» **Given information**:
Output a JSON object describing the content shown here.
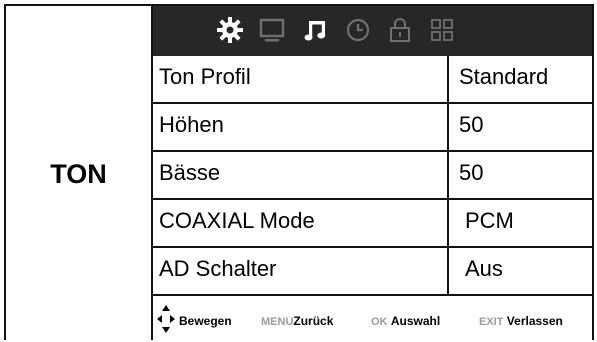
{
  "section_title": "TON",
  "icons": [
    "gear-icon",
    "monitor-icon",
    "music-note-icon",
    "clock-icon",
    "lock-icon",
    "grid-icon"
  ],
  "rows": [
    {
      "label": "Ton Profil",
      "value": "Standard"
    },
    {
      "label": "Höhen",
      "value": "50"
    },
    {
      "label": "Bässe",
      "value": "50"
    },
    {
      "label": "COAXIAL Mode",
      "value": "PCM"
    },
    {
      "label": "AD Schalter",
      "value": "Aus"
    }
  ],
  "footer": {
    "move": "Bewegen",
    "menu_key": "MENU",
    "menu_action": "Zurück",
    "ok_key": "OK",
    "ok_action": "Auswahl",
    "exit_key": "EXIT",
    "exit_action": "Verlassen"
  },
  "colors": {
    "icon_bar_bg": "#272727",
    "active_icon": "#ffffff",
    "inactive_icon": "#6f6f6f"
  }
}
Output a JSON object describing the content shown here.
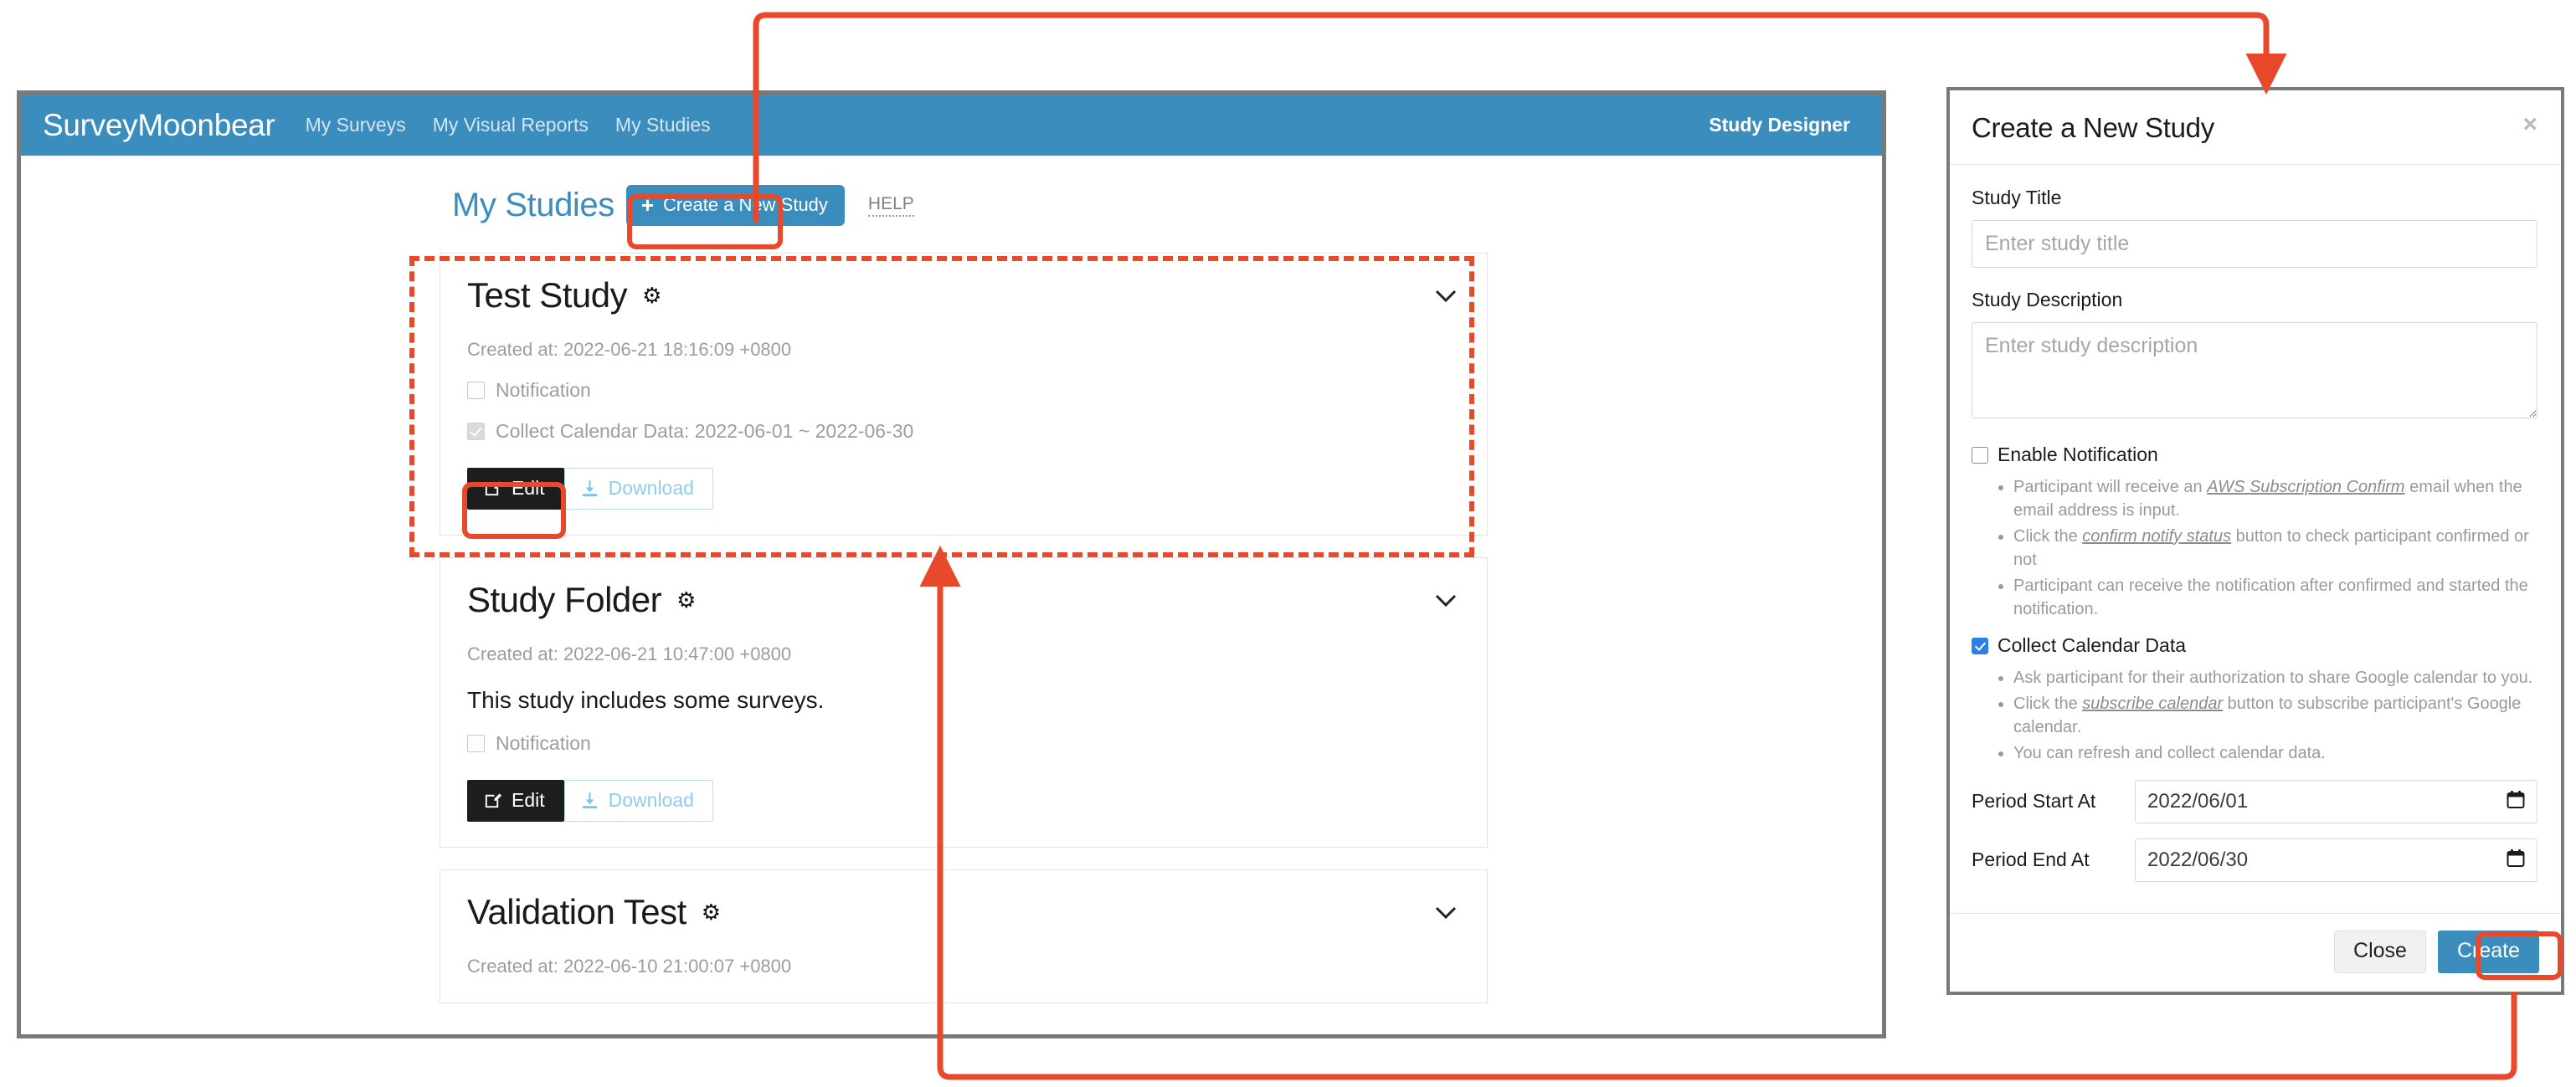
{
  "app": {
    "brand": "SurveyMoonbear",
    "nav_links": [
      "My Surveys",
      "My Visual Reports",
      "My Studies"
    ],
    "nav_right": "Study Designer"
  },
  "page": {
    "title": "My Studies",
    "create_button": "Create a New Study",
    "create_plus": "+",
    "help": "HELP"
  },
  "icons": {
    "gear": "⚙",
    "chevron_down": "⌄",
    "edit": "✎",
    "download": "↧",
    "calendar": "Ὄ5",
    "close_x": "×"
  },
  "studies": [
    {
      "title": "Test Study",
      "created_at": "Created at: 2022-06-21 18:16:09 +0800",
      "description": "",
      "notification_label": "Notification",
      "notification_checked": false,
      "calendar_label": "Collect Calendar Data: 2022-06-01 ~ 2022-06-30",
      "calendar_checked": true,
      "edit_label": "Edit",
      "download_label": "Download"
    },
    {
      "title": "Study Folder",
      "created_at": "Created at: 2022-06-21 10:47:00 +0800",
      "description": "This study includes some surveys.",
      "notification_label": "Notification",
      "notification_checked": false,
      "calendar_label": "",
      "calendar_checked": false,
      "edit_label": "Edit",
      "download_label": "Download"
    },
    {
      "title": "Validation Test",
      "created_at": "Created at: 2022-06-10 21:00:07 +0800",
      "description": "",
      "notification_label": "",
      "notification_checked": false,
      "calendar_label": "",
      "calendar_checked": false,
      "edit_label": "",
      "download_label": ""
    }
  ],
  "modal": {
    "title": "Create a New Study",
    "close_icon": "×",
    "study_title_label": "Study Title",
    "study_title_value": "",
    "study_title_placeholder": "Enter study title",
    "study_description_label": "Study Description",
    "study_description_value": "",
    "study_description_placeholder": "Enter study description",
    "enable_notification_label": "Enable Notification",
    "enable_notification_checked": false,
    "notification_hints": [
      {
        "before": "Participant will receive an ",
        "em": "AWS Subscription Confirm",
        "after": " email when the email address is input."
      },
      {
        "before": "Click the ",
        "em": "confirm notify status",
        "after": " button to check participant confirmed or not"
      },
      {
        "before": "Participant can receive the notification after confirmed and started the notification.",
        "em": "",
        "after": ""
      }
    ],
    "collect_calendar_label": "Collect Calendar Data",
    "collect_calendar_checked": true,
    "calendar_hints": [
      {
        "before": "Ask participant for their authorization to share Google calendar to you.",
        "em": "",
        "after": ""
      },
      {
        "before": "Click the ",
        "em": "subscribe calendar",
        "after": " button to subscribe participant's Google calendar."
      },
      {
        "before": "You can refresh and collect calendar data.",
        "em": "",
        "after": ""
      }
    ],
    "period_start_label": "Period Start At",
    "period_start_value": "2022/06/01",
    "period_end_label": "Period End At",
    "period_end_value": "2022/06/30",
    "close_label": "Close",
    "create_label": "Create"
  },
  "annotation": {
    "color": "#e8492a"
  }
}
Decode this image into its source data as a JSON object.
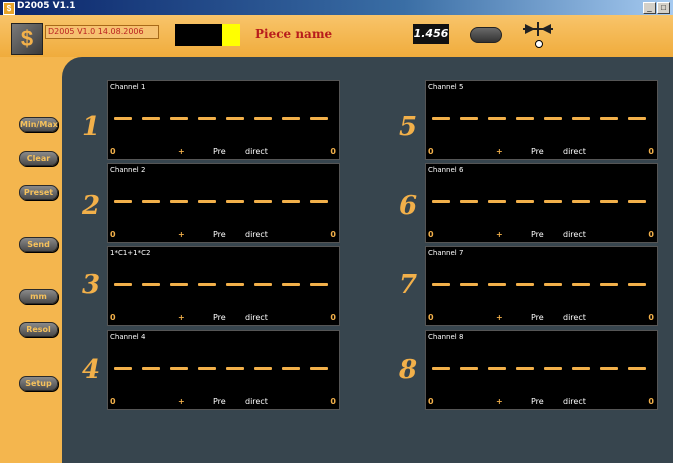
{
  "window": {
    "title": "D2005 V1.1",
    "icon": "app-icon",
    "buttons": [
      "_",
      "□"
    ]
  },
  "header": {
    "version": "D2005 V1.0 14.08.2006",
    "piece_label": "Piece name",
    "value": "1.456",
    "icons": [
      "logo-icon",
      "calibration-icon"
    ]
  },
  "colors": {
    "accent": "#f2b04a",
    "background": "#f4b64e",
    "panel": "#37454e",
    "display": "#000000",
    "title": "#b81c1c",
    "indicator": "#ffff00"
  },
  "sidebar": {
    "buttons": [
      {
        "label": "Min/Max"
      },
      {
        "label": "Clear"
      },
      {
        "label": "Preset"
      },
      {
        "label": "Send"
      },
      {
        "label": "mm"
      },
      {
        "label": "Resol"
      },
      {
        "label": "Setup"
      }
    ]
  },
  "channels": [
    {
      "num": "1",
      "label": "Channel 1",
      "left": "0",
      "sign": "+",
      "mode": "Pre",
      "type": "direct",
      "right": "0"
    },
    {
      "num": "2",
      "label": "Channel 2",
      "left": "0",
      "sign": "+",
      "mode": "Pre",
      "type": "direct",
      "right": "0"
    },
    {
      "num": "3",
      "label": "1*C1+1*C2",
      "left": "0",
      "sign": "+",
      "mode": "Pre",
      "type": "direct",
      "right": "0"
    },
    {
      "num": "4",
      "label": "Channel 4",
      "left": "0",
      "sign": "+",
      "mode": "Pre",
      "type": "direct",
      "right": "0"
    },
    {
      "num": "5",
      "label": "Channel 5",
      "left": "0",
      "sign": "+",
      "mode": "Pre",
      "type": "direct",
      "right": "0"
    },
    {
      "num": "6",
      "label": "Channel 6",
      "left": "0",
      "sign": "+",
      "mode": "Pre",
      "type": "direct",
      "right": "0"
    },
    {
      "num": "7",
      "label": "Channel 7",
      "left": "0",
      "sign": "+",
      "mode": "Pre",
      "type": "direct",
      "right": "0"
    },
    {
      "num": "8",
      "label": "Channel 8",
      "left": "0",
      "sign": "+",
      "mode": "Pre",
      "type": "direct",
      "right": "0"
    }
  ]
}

» **Task statement**: Repeat the preceding records precisely, and leave every picture out of the copy.

» **Correct output**:
Output a JSON object describing the content shown here.
{
  "section_title": "TON",
  "icons": [
    "gear-icon",
    "monitor-icon",
    "music-note-icon",
    "clock-icon",
    "lock-icon",
    "grid-icon"
  ],
  "rows": [
    {
      "label": "Ton Profil",
      "value": "Standard"
    },
    {
      "label": "Höhen",
      "value": "50"
    },
    {
      "label": "Bässe",
      "value": "50"
    },
    {
      "label": "COAXIAL Mode",
      "value": "PCM"
    },
    {
      "label": "AD Schalter",
      "value": "Aus"
    }
  ],
  "footer": {
    "move": "Bewegen",
    "menu_key": "MENU",
    "menu_action": "Zurück",
    "ok_key": "OK",
    "ok_action": "Auswahl",
    "exit_key": "EXIT",
    "exit_action": "Verlassen"
  },
  "colors": {
    "icon_bar_bg": "#272727",
    "active_icon": "#ffffff",
    "inactive_icon": "#6f6f6f"
  }
}
Output a JSON object describing the content shown here.
{
  "app": {
    "brand": "SurveyMoonbear",
    "nav_links": [
      "My Surveys",
      "My Visual Reports",
      "My Studies"
    ],
    "nav_right": "Study Designer"
  },
  "page": {
    "title": "My Studies",
    "create_button": "Create a New Study",
    "create_plus": "+",
    "help": "HELP"
  },
  "icons": {
    "gear": "⚙",
    "chevron_down": "⌄",
    "edit": "✎",
    "download": "↧",
    "calendar": "Ὄ5",
    "close_x": "×"
  },
  "studies": [
    {
      "title": "Test Study",
      "created_at": "Created at: 2022-06-21 18:16:09 +0800",
      "description": "",
      "notification_label": "Notification",
      "notification_checked": false,
      "calendar_label": "Collect Calendar Data: 2022-06-01 ~ 2022-06-30",
      "calendar_checked": true,
      "edit_label": "Edit",
      "download_label": "Download"
    },
    {
      "title": "Study Folder",
      "created_at": "Created at: 2022-06-21 10:47:00 +0800",
      "description": "This study includes some surveys.",
      "notification_label": "Notification",
      "notification_checked": false,
      "calendar_label": "",
      "calendar_checked": false,
      "edit_label": "Edit",
      "download_label": "Download"
    },
    {
      "title": "Validation Test",
      "created_at": "Created at: 2022-06-10 21:00:07 +0800",
      "description": "",
      "notification_label": "",
      "notification_checked": false,
      "calendar_label": "",
      "calendar_checked": false,
      "edit_label": "",
      "download_label": ""
    }
  ],
  "modal": {
    "title": "Create a New Study",
    "close_icon": "×",
    "study_title_label": "Study Title",
    "study_title_value": "",
    "study_title_placeholder": "Enter study title",
    "study_description_label": "Study Description",
    "study_description_value": "",
    "study_description_placeholder": "Enter study description",
    "enable_notification_label": "Enable Notification",
    "enable_notification_checked": false,
    "notification_hints": [
      {
        "before": "Participant will receive an ",
        "em": "AWS Subscription Confirm",
        "after": " email when the email address is input."
      },
      {
        "before": "Click the ",
        "em": "confirm notify status",
        "after": " button to check participant confirmed or not"
      },
      {
        "before": "Participant can receive the notification after confirmed and started the notification.",
        "em": "",
        "after": ""
      }
    ],
    "collect_calendar_label": "Collect Calendar Data",
    "collect_calendar_checked": true,
    "calendar_hints": [
      {
        "before": "Ask participant for their authorization to share Google calendar to you.",
        "em": "",
        "after": ""
      },
      {
        "before": "Click the ",
        "em": "subscribe calendar",
        "after": " button to subscribe participant's Google calendar."
      },
      {
        "before": "You can refresh and collect calendar data.",
        "em": "",
        "after": ""
      }
    ],
    "period_start_label": "Period Start At",
    "period_start_value": "2022/06/01",
    "period_end_label": "Period End At",
    "period_end_value": "2022/06/30",
    "close_label": "Close",
    "create_label": "Create"
  },
  "annotation": {
    "color": "#e8492a"
  }
}
Decode this image into its source data as a JSON object.
{
  "window": {
    "title": "D2005 V1.1",
    "icon": "app-icon",
    "buttons": [
      "_",
      "□"
    ]
  },
  "header": {
    "version": "D2005 V1.0 14.08.2006",
    "piece_label": "Piece name",
    "value": "1.456",
    "icons": [
      "logo-icon",
      "calibration-icon"
    ]
  },
  "colors": {
    "accent": "#f2b04a",
    "background": "#f4b64e",
    "panel": "#37454e",
    "display": "#000000",
    "title": "#b81c1c",
    "indicator": "#ffff00"
  },
  "sidebar": {
    "buttons": [
      {
        "label": "Min/Max"
      },
      {
        "label": "Clear"
      },
      {
        "label": "Preset"
      },
      {
        "label": "Send"
      },
      {
        "label": "mm"
      },
      {
        "label": "Resol"
      },
      {
        "label": "Setup"
      }
    ]
  },
  "channels": [
    {
      "num": "1",
      "label": "Channel 1",
      "left": "0",
      "sign": "+",
      "mode": "Pre",
      "type": "direct",
      "right": "0"
    },
    {
      "num": "2",
      "label": "Channel 2",
      "left": "0",
      "sign": "+",
      "mode": "Pre",
      "type": "direct",
      "right": "0"
    },
    {
      "num": "3",
      "label": "1*C1+1*C2",
      "left": "0",
      "sign": "+",
      "mode": "Pre",
      "type": "direct",
      "right": "0"
    },
    {
      "num": "4",
      "label": "Channel 4",
      "left": "0",
      "sign": "+",
      "mode": "Pre",
      "type": "direct",
      "right": "0"
    },
    {
      "num": "5",
      "label": "Channel 5",
      "left": "0",
      "sign": "+",
      "mode": "Pre",
      "type": "direct",
      "right": "0"
    },
    {
      "num": "6",
      "label": "Channel 6",
      "left": "0",
      "sign": "+",
      "mode": "Pre",
      "type": "direct",
      "right": "0"
    },
    {
      "num": "7",
      "label": "Channel 7",
      "left": "0",
      "sign": "+",
      "mode": "Pre",
      "type": "direct",
      "right": "0"
    },
    {
      "num": "8",
      "label": "Channel 8",
      "left": "0",
      "sign": "+",
      "mode": "Pre",
      "type": "direct",
      "right": "0"
    }
  ]
}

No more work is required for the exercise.